### YOUR INSTRUCTIONS
Turn every line of the material below into a Markdown table with two columns, "Row" and "Entry", giving each line a running number and skipping any blank lines.

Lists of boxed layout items
************

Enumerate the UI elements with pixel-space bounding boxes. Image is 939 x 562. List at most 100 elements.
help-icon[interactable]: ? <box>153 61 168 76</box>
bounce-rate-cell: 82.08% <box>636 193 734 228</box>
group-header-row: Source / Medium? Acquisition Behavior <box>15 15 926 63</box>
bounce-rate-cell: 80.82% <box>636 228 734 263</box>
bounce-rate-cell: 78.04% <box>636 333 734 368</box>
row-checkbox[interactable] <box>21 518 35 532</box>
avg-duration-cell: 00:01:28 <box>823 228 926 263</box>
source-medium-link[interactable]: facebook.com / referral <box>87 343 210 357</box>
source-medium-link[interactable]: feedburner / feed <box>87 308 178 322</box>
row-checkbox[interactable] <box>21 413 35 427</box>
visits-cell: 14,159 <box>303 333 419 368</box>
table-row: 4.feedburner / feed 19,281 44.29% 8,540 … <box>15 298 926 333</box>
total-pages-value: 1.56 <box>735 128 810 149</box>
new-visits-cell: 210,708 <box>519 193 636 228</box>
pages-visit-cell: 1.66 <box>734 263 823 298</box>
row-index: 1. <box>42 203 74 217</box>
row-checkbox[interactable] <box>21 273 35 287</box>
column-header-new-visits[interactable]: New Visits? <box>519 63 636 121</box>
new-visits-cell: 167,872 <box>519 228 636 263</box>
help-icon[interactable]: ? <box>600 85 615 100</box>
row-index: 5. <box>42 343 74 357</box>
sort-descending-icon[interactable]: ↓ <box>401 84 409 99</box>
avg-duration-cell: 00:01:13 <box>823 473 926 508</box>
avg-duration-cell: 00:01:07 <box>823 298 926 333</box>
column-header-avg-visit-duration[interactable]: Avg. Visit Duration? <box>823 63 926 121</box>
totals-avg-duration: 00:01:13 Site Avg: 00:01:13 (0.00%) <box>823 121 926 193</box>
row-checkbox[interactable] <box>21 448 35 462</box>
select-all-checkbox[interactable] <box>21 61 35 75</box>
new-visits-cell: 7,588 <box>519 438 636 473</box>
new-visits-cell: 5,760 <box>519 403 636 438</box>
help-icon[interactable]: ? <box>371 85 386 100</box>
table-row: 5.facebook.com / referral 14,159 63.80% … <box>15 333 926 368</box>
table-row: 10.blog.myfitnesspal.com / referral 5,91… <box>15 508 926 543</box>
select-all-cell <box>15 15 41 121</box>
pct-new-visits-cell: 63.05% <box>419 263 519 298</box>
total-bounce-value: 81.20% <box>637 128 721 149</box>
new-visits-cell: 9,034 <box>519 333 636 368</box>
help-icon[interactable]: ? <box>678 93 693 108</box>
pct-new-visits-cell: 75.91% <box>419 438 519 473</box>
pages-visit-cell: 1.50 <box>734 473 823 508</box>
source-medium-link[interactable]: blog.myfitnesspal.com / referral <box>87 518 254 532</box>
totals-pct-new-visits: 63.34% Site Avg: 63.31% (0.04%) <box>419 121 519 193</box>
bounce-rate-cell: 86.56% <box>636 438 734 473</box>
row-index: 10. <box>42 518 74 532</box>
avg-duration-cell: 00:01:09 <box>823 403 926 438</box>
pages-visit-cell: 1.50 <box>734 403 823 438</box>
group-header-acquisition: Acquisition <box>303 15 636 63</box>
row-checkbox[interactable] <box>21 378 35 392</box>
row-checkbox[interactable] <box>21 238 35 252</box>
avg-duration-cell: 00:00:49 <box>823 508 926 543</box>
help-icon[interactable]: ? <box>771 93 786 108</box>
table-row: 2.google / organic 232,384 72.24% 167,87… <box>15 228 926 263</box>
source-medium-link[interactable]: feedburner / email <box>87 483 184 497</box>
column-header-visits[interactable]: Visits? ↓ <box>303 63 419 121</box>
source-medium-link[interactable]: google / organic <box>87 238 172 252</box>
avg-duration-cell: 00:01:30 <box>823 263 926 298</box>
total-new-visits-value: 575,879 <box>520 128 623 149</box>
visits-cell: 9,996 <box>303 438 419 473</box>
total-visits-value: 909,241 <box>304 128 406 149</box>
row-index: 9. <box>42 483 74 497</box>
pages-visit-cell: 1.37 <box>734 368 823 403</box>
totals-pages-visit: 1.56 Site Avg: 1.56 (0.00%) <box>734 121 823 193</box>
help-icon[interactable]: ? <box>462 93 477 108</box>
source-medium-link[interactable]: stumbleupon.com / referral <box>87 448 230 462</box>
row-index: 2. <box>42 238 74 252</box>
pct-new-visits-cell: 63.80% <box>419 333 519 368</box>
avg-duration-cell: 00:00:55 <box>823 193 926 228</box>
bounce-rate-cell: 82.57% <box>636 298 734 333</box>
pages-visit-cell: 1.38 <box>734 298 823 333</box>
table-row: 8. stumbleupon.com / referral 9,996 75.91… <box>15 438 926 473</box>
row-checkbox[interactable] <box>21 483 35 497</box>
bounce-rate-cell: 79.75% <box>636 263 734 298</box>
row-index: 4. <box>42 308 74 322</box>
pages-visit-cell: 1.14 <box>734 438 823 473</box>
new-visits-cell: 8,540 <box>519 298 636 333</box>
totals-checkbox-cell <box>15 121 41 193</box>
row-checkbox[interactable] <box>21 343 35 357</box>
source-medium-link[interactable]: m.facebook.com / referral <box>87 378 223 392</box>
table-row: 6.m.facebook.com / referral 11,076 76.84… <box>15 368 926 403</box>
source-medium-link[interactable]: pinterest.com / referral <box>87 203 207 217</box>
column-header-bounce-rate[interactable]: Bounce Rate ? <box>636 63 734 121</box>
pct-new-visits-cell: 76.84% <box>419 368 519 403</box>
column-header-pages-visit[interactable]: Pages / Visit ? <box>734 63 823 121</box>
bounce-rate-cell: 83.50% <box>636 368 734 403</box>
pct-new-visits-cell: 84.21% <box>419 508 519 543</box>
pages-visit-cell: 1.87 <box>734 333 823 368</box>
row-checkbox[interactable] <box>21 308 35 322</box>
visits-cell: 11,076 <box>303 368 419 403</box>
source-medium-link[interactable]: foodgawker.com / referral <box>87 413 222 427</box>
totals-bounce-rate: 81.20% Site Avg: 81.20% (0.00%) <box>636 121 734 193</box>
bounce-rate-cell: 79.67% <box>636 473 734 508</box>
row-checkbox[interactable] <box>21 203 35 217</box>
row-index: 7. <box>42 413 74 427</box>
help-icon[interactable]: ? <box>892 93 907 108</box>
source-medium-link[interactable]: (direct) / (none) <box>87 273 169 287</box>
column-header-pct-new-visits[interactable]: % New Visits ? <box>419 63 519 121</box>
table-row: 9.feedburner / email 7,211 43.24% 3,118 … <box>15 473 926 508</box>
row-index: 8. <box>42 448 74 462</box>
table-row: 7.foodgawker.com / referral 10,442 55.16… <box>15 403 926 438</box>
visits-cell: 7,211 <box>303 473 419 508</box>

************

### FULL ANSWER
| Row | Entry |
|---|---|
| 1 | Enumerate the UI elements with pixel-space bounding boxes. Image is 939 x 562. List at most 100 elements. |
| 2 | help-icon[interactable]: ? <box>153 61 168 76</box> |
| 3 | bounce-rate-cell: 82.08% <box>636 193 734 228</box> |
| 4 | group-header-row: Source / Medium? Acquisition Behavior <box>15 15 926 63</box> |
| 5 | bounce-rate-cell: 80.82% <box>636 228 734 263</box> |
| 6 | bounce-rate-cell: 78.04% <box>636 333 734 368</box> |
| 7 | row-checkbox[interactable] <box>21 518 35 532</box> |
| 8 | avg-duration-cell: 00:01:28 <box>823 228 926 263</box> |
| 9 | source-medium-link[interactable]: facebook.com / referral <box>87 343 210 357</box> |
| 10 | source-medium-link[interactable]: feedburner / feed <box>87 308 178 322</box> |
| 11 | row-checkbox[interactable] <box>21 413 35 427</box> |
| 12 | visits-cell: 14,159 <box>303 333 419 368</box> |
| 13 | table-row: 4.feedburner / feed 19,281 44.29% 8,540 … <box>15 298 926 333</box> |
| 14 | total-pages-value: 1.56 <box>735 128 810 149</box> |
| 15 | new-visits-cell: 210,708 <box>519 193 636 228</box> |
| 16 | pages-visit-cell: 1.66 <box>734 263 823 298</box> |
| 17 | row-index: 1. <box>42 203 74 217</box> |
| 18 | row-checkbox[interactable] <box>21 273 35 287</box> |
| 19 | column-header-new-visits[interactable]: New Visits? <box>519 63 636 121</box> |
| 20 | new-visits-cell: 167,872 <box>519 228 636 263</box> |
| 21 | help-icon[interactable]: ? <box>600 85 615 100</box> |
| 22 | row-index: 5. <box>42 343 74 357</box> |
| 23 | sort-descending-icon[interactable]: ↓ <box>401 84 409 99</box> |
| 24 | avg-duration-cell: 00:01:13 <box>823 473 926 508</box> |
| 25 | avg-duration-cell: 00:01:07 <box>823 298 926 333</box> |
| 26 | column-header-avg-visit-duration[interactable]: Avg. Visit Duration? <box>823 63 926 121</box> |
| 27 | totals-avg-duration: 00:01:13 Site Avg: 00:01:13 (0.00%) <box>823 121 926 193</box> |
| 28 | row-checkbox[interactable] <box>21 448 35 462</box> |
| 29 | select-all-checkbox[interactable] <box>21 61 35 75</box> |
| 30 | new-visits-cell: 7,588 <box>519 438 636 473</box> |
| 31 | new-visits-cell: 5,760 <box>519 403 636 438</box> |
| 32 | help-icon[interactable]: ? <box>371 85 386 100</box> |
| 33 | table-row: 5.facebook.com / referral 14,159 63.80% … <box>15 333 926 368</box> |
| 34 | table-row: 10.blog.myfitnesspal.com / referral 5,91… <box>15 508 926 543</box> |
| 35 | select-all-cell <box>15 15 41 121</box> |
| 36 | pct-new-visits-cell: 63.05% <box>419 263 519 298</box> |
| 37 | total-bounce-value: 81.20% <box>637 128 721 149</box> |
| 38 | new-visits-cell: 9,034 <box>519 333 636 368</box> |
| 39 | help-icon[interactable]: ? <box>678 93 693 108</box> |
| 40 | pct-new-visits-cell: 75.91% <box>419 438 519 473</box> |
| 41 | pages-visit-cell: 1.50 <box>734 473 823 508</box> |
| 42 | source-medium-link[interactable]: blog.myfitnesspal.com / referral <box>87 518 254 532</box> |
| 43 | totals-pct-new-visits: 63.34% Site Avg: 63.31% (0.04%) <box>419 121 519 193</box> |
| 44 | bounce-rate-cell: 86.56% <box>636 438 734 473</box> |
| 45 | row-index: 10. <box>42 518 74 532</box> |
| 46 | avg-duration-cell: 00:01:09 <box>823 403 926 438</box> |
| 47 | pages-visit-cell: 1.50 <box>734 403 823 438</box> |
| 48 | group-header-acquisition: Acquisition <box>303 15 636 63</box> |
| 49 | row-checkbox[interactable] <box>21 378 35 392</box> |
| 50 | row-checkbox[interactable] <box>21 238 35 252</box> |
| 51 | avg-duration-cell: 00:00:49 <box>823 508 926 543</box> |
| 52 | help-icon[interactable]: ? <box>771 93 786 108</box> |
| 53 | table-row: 2.google / organic 232,384 72.24% 167,87… <box>15 228 926 263</box> |
| 54 | source-medium-link[interactable]: feedburner / email <box>87 483 184 497</box> |
| 55 | column-header-visits[interactable]: Visits? ↓ <box>303 63 419 121</box> |
| 56 | source-medium-link[interactable]: google / organic <box>87 238 172 252</box> |
| 57 | avg-duration-cell: 00:01:30 <box>823 263 926 298</box> |
| 58 | total-new-visits-value: 575,879 <box>520 128 623 149</box> |
| 59 | visits-cell: 9,996 <box>303 438 419 473</box> |
| 60 | total-visits-value: 909,241 <box>304 128 406 149</box> |
| 61 | row-index: 9. <box>42 483 74 497</box> |
| 62 | pages-visit-cell: 1.37 <box>734 368 823 403</box> |
| 63 | totals-pages-visit: 1.56 Site Avg: 1.56 (0.00%) <box>734 121 823 193</box> |
| 64 | help-icon[interactable]: ? <box>462 93 477 108</box> |
| 65 | source-medium-link[interactable]: stumbleupon.com / referral <box>87 448 230 462</box> |
| 66 | row-index: 2. <box>42 238 74 252</box> |
| 67 | pct-new-visits-cell: 63.80% <box>419 333 519 368</box> |
| 68 | avg-duration-cell: 00:00:55 <box>823 193 926 228</box> |
| 69 | bounce-rate-cell: 82.57% <box>636 298 734 333</box> |
| 70 | pages-visit-cell: 1.38 <box>734 298 823 333</box> |
| 71 | table-row: 8. stumbleupon.com / referral 9,996 75.91… <box>15 438 926 473</box> |
| 72 | row-checkbox[interactable] <box>21 483 35 497</box> |
| 73 | bounce-rate-cell: 79.75% <box>636 263 734 298</box> |
| 74 | row-index: 4. <box>42 308 74 322</box> |
| 75 | pages-visit-cell: 1.14 <box>734 438 823 473</box> |
| 76 | new-visits-cell: 8,540 <box>519 298 636 333</box> |
| 77 | totals-checkbox-cell <box>15 121 41 193</box> |
| 78 | row-checkbox[interactable] <box>21 343 35 357</box> |
| 79 | source-medium-link[interactable]: m.facebook.com / referral <box>87 378 223 392</box> |
| 80 | table-row: 6.m.facebook.com / referral 11,076 76.84… <box>15 368 926 403</box> |
| 81 | source-medium-link[interactable]: pinterest.com / referral <box>87 203 207 217</box> |
| 82 | column-header-bounce-rate[interactable]: Bounce Rate ? <box>636 63 734 121</box> |
| 83 | pct-new-visits-cell: 76.84% <box>419 368 519 403</box> |
| 84 | column-header-pages-visit[interactable]: Pages / Visit ? <box>734 63 823 121</box> |
| 85 | bounce-rate-cell: 83.50% <box>636 368 734 403</box> |
| 86 | pct-new-visits-cell: 84.21% <box>419 508 519 543</box> |
| 87 | pages-visit-cell: 1.87 <box>734 333 823 368</box> |
| 88 | row-checkbox[interactable] <box>21 308 35 322</box> |
| 89 | visits-cell: 11,076 <box>303 368 419 403</box> |
| 90 | source-medium-link[interactable]: foodgawker.com / referral <box>87 413 222 427</box> |
| 91 | totals-bounce-rate: 81.20% Site Avg: 81.20% (0.00%) <box>636 121 734 193</box> |
| 92 | bounce-rate-cell: 79.67% <box>636 473 734 508</box> |
| 93 | row-checkbox[interactable] <box>21 203 35 217</box> |
| 94 | row-index: 7. <box>42 413 74 427</box> |
| 95 | help-icon[interactable]: ? <box>892 93 907 108</box> |
| 96 | source-medium-link[interactable]: (direct) / (none) <box>87 273 169 287</box> |
| 97 | column-header-pct-new-visits[interactable]: % New Visits ? <box>419 63 519 121</box> |
| 98 | table-row: 9.feedburner / email 7,211 43.24% 3,118 … <box>15 473 926 508</box> |
| 99 | row-index: 8. <box>42 448 74 462</box> |
| 100 | table-row: 7.foodgawker.com / referral 10,442 55.16… <box>15 403 926 438</box> |
| 101 | visits-cell: 7,211 <box>303 473 419 508</box> |